Keeping each word and mark in place, write out the full listing once more.
*****
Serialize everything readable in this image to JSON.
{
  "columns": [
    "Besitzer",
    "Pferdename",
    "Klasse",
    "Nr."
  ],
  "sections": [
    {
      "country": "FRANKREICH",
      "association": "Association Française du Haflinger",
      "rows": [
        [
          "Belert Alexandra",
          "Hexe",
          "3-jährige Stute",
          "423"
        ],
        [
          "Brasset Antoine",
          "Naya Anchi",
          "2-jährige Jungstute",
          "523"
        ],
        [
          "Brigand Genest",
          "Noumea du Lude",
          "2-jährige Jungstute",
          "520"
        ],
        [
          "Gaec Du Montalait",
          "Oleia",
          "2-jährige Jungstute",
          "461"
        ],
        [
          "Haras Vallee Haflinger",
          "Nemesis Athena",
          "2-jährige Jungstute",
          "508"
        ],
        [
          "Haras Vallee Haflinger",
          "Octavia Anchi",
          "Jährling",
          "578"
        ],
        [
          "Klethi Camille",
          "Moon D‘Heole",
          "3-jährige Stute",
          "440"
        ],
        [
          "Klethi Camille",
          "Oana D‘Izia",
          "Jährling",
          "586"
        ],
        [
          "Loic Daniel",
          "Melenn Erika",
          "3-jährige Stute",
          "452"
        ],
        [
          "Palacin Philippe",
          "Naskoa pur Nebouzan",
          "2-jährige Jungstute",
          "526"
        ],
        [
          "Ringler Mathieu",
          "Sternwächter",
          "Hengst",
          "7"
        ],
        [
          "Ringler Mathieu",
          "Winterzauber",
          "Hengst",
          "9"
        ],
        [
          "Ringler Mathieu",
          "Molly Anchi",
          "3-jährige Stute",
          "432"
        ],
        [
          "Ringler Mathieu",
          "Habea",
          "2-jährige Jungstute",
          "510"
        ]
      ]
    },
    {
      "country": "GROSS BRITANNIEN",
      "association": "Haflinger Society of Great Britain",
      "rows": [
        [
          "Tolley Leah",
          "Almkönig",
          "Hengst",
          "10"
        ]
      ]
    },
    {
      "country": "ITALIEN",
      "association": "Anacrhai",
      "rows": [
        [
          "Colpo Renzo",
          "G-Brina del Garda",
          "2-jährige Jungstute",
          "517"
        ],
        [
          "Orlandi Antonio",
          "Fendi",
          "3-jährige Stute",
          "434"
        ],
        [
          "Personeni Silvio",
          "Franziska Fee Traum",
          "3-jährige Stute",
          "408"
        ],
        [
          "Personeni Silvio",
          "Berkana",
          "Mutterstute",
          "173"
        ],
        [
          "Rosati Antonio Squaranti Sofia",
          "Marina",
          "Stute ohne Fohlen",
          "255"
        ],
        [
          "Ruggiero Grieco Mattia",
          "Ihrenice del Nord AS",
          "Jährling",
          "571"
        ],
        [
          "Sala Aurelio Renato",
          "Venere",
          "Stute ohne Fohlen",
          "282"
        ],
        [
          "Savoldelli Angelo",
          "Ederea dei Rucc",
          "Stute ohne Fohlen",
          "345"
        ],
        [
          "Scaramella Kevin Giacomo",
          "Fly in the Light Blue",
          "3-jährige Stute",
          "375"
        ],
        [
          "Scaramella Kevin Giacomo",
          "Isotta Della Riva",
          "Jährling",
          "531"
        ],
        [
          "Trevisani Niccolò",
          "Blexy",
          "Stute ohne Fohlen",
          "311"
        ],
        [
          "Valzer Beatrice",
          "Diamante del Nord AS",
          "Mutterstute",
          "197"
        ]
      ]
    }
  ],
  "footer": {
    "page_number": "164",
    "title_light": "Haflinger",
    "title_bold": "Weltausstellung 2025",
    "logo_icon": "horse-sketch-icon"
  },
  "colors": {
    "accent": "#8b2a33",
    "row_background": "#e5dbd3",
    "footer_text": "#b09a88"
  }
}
*****
= Exercise response =
Serialize everything readable in this image to JSON.
{
  "columns": [
    "Besitzer",
    "Pferdename",
    "Klasse",
    "Nr."
  ],
  "sections": [
    {
      "country": "FRANKREICH",
      "association": "Association Française du Haflinger",
      "rows": [
        [
          "Belert Alexandra",
          "Hexe",
          "3-jährige Stute",
          "423"
        ],
        [
          "Brasset Antoine",
          "Naya Anchi",
          "2-jährige Jungstute",
          "523"
        ],
        [
          "Brigand Genest",
          "Noumea du Lude",
          "2-jährige Jungstute",
          "520"
        ],
        [
          "Gaec Du Montalait",
          "Oleia",
          "2-jährige Jungstute",
          "461"
        ],
        [
          "Haras Vallee Haflinger",
          "Nemesis Athena",
          "2-jährige Jungstute",
          "508"
        ],
        [
          "Haras Vallee Haflinger",
          "Octavia Anchi",
          "Jährling",
          "578"
        ],
        [
          "Klethi Camille",
          "Moon D‘Heole",
          "3-jährige Stute",
          "440"
        ],
        [
          "Klethi Camille",
          "Oana D‘Izia",
          "Jährling",
          "586"
        ],
        [
          "Loic Daniel",
          "Melenn Erika",
          "3-jährige Stute",
          "452"
        ],
        [
          "Palacin Philippe",
          "Naskoa pur Nebouzan",
          "2-jährige Jungstute",
          "526"
        ],
        [
          "Ringler Mathieu",
          "Sternwächter",
          "Hengst",
          "7"
        ],
        [
          "Ringler Mathieu",
          "Winterzauber",
          "Hengst",
          "9"
        ],
        [
          "Ringler Mathieu",
          "Molly Anchi",
          "3-jährige Stute",
          "432"
        ],
        [
          "Ringler Mathieu",
          "Habea",
          "2-jährige Jungstute",
          "510"
        ]
      ]
    },
    {
      "country": "GROSS BRITANNIEN",
      "association": "Haflinger Society of Great Britain",
      "rows": [
        [
          "Tolley Leah",
          "Almkönig",
          "Hengst",
          "10"
        ]
      ]
    },
    {
      "country": "ITALIEN",
      "association": "Anacrhai",
      "rows": [
        [
          "Colpo Renzo",
          "G-Brina del Garda",
          "2-jährige Jungstute",
          "517"
        ],
        [
          "Orlandi Antonio",
          "Fendi",
          "3-jährige Stute",
          "434"
        ],
        [
          "Personeni Silvio",
          "Franziska Fee Traum",
          "3-jährige Stute",
          "408"
        ],
        [
          "Personeni Silvio",
          "Berkana",
          "Mutterstute",
          "173"
        ],
        [
          "Rosati Antonio Squaranti Sofia",
          "Marina",
          "Stute ohne Fohlen",
          "255"
        ],
        [
          "Ruggiero Grieco Mattia",
          "Ihrenice del Nord AS",
          "Jährling",
          "571"
        ],
        [
          "Sala Aurelio Renato",
          "Venere",
          "Stute ohne Fohlen",
          "282"
        ],
        [
          "Savoldelli Angelo",
          "Ederea dei Rucc",
          "Stute ohne Fohlen",
          "345"
        ],
        [
          "Scaramella Kevin Giacomo",
          "Fly in the Light Blue",
          "3-jährige Stute",
          "375"
        ],
        [
          "Scaramella Kevin Giacomo",
          "Isotta Della Riva",
          "Jährling",
          "531"
        ],
        [
          "Trevisani Niccolò",
          "Blexy",
          "Stute ohne Fohlen",
          "311"
        ],
        [
          "Valzer Beatrice",
          "Diamante del Nord AS",
          "Mutterstute",
          "197"
        ]
      ]
    }
  ],
  "footer": {
    "page_number": "164",
    "title_light": "Haflinger",
    "title_bold": "Weltausstellung 2025",
    "logo_icon": "horse-sketch-icon"
  },
  "colors": {
    "accent": "#8b2a33",
    "row_background": "#e5dbd3",
    "footer_text": "#b09a88"
  }
}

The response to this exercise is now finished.